[Collected data]
□ □ □ □ □

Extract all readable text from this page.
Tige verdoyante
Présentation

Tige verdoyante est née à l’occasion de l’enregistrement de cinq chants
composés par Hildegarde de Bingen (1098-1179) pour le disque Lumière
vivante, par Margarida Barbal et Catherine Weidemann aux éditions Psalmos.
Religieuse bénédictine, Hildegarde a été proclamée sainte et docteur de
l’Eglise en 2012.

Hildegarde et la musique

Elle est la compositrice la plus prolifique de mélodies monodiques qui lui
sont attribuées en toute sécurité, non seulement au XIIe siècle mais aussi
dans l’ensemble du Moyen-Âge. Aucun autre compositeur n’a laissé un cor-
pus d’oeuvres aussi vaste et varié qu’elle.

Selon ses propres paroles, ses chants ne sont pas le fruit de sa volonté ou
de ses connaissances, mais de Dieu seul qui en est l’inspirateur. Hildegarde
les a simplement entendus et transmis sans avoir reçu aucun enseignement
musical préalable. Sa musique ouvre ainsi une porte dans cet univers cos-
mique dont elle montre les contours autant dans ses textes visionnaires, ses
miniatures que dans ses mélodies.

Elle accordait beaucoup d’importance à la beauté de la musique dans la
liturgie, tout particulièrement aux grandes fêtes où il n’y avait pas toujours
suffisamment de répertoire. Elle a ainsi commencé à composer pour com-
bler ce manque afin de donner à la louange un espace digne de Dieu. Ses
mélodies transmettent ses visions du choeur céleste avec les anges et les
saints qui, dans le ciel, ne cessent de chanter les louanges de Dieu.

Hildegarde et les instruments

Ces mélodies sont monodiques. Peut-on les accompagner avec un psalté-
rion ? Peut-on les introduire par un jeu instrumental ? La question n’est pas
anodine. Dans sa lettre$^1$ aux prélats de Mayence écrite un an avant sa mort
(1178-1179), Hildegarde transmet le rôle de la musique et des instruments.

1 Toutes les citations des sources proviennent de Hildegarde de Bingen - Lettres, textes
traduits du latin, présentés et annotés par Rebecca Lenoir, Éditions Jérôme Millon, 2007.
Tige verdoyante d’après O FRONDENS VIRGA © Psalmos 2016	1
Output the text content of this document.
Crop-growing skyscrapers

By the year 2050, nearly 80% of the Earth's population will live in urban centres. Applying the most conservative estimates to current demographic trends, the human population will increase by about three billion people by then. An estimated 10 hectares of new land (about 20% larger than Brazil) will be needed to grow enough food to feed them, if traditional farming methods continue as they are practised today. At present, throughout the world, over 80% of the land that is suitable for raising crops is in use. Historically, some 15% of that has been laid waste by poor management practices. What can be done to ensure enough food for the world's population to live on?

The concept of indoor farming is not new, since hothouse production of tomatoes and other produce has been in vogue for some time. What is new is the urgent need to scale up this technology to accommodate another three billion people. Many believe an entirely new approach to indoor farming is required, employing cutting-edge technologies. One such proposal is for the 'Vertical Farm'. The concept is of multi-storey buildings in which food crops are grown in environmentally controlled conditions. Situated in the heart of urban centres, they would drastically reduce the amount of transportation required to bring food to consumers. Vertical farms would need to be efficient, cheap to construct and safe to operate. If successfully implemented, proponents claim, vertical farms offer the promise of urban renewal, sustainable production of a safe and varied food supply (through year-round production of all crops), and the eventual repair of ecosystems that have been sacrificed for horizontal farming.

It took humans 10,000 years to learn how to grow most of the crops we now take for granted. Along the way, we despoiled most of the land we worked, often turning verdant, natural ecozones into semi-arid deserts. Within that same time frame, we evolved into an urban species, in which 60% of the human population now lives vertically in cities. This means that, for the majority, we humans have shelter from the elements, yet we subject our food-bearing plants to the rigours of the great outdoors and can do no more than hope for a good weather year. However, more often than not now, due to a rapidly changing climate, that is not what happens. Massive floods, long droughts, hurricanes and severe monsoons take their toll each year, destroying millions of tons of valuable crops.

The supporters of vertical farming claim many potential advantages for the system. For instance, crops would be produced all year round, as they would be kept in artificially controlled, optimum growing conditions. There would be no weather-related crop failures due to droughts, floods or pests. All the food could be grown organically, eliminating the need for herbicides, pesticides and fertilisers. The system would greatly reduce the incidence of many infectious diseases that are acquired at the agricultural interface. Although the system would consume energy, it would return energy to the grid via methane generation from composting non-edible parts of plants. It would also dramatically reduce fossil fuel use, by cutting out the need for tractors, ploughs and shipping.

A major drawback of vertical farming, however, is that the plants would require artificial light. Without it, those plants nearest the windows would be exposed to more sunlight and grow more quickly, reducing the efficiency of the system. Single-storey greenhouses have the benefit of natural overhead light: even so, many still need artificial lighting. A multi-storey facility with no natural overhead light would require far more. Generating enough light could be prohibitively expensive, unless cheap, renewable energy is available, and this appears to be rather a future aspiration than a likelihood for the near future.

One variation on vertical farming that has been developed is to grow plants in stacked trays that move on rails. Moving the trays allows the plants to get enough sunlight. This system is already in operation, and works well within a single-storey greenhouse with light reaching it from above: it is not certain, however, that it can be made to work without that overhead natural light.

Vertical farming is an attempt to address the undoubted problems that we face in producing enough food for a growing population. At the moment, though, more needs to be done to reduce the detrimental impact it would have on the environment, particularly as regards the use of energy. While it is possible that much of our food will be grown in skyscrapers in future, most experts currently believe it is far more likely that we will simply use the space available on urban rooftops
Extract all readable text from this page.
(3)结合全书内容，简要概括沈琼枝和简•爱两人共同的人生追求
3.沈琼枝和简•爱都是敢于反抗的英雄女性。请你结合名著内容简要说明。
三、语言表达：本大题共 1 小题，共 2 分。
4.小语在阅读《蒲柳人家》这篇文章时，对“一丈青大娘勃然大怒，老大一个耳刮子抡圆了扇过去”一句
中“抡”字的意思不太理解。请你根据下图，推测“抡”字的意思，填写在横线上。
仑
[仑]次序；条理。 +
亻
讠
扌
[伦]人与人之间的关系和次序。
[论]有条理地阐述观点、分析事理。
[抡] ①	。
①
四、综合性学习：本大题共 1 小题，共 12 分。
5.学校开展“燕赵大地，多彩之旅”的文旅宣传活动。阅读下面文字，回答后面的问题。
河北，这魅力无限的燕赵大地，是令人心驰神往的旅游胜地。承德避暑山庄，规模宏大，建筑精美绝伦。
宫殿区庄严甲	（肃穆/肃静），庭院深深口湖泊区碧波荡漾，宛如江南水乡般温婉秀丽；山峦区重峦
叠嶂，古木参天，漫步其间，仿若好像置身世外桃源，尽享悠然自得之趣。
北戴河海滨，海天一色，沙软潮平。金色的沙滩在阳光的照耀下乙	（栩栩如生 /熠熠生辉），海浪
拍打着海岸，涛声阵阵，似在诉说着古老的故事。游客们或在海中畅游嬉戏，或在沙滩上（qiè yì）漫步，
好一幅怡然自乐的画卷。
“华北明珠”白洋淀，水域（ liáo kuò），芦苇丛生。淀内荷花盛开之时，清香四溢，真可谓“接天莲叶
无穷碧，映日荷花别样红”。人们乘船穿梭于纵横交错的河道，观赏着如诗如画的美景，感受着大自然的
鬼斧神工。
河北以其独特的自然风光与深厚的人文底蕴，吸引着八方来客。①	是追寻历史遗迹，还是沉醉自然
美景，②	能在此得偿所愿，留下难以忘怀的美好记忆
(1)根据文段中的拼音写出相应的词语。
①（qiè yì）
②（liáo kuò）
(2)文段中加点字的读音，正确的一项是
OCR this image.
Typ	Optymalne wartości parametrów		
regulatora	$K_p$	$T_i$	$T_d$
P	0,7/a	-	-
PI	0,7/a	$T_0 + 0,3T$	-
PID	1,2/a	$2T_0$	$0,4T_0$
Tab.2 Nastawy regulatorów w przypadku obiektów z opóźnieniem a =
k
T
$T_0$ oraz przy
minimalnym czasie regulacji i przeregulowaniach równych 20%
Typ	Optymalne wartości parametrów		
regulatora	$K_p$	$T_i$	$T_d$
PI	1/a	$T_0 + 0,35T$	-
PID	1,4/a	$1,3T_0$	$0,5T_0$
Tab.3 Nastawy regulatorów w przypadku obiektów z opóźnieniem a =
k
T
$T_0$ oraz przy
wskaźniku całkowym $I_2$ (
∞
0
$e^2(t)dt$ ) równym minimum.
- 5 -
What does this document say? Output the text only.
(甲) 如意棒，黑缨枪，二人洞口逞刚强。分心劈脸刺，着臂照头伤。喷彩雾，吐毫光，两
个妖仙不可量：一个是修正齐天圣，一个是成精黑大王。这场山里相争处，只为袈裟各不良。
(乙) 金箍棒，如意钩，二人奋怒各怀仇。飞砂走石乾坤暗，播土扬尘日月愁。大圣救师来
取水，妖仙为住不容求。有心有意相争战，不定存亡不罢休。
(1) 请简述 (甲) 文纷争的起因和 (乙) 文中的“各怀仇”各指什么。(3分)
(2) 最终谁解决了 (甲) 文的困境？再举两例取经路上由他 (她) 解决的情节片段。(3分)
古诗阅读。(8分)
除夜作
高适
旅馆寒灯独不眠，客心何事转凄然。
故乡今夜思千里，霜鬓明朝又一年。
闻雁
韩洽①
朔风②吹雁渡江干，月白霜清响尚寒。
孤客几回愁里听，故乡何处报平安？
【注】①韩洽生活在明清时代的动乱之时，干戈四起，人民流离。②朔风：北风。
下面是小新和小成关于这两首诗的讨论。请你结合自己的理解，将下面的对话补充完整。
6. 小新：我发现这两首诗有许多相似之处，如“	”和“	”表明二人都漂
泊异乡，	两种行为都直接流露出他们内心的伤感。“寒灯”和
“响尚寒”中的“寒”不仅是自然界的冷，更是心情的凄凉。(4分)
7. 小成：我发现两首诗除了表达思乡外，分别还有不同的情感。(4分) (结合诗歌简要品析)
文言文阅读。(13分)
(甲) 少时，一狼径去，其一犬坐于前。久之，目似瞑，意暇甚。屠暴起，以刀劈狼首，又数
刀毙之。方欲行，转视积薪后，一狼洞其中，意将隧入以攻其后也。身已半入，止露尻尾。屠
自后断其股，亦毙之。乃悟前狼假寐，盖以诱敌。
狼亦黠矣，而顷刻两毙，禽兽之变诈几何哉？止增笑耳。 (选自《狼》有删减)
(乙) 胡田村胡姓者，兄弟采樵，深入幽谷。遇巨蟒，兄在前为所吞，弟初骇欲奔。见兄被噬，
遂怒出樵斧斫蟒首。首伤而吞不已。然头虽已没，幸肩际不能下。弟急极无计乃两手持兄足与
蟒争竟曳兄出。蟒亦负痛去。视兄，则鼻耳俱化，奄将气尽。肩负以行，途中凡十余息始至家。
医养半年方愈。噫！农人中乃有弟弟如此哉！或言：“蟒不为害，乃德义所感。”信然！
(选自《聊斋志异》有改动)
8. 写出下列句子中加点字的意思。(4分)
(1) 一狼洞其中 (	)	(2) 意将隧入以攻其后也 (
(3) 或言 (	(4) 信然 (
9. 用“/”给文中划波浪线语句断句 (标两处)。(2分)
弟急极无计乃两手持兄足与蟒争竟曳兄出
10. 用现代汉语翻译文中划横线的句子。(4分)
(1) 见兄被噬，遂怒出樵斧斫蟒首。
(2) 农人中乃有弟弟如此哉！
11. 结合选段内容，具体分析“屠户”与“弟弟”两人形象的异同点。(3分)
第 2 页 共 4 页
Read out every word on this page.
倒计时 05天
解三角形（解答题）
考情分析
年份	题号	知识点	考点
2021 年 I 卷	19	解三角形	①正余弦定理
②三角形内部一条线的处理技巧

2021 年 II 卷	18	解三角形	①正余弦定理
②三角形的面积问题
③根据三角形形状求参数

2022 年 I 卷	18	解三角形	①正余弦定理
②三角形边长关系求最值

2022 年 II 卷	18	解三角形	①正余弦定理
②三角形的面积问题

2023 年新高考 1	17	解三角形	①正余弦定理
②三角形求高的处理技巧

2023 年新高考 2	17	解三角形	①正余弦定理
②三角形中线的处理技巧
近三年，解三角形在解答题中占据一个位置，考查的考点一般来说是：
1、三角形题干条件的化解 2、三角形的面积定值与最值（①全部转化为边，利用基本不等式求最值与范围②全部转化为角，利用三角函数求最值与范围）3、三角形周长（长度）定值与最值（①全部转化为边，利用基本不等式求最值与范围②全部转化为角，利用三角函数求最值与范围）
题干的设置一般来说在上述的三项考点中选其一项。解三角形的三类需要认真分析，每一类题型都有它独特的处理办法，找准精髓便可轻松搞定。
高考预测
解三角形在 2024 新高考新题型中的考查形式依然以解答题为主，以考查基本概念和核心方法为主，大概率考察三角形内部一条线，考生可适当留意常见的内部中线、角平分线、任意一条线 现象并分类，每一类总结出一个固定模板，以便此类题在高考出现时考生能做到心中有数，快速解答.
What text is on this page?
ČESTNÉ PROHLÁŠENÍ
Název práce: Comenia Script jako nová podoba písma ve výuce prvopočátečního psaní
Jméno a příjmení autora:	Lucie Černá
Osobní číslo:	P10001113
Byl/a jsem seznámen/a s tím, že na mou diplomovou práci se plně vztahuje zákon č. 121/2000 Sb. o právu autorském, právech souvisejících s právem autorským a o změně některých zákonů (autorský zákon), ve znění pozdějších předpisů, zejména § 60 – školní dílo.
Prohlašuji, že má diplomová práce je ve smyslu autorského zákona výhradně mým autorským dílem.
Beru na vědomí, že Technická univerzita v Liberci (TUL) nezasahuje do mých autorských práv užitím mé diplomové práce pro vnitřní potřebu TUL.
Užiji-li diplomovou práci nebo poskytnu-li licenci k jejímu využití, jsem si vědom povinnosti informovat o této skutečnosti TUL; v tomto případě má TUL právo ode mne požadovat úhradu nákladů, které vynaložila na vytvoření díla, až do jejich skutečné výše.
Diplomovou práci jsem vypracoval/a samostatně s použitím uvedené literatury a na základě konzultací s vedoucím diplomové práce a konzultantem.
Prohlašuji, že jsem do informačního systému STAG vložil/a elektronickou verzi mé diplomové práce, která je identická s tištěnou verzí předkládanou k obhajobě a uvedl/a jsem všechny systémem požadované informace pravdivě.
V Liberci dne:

□ □ □ □ □

The problem: Search the data for the string "light" and copy each line where it appears.

The solution:
A major drawback of vertical farming, however, is that the plants would require artificial light. Without it, those plants nearest the windows would be exposed to more sunlight and grow more quickly, reducing the efficiency of the system. Single-storey greenhouses have the benefit of natural overhead light: even so, many still need artificial lighting. A multi-storey facility with no natural overhead light would require far more. Generating enough light could be prohibitively expensive, unless cheap, renewable energy is available, and this appears to be rather a future aspiration than a likelihood for the near future.
One variation on vertical farming that has been developed is to grow plants in stacked trays that move on rails. Moving the trays allows the plants to get enough sunlight. This system is already in operation, and works well within a single-storey greenhouse with light reaching it from above: it is not certain, however, that it can be made to work without that overhead natural light.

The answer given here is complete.